-- start of Supplied entries --
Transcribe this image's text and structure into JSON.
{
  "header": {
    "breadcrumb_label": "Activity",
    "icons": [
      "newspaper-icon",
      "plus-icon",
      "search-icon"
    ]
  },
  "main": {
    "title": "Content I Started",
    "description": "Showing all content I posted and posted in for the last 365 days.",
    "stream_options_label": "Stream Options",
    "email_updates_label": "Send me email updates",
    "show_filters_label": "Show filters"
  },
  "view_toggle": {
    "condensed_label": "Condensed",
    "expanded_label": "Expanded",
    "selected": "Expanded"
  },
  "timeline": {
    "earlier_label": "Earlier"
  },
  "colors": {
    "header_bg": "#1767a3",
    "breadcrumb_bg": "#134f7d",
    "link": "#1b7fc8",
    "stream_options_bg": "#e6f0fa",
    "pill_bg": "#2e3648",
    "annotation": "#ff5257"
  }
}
-- end of Supplied entries --
*Work instructions*
Only a number is expected here: the count of lines in the listing that hold the string "Expanded".

*Output for this task*
2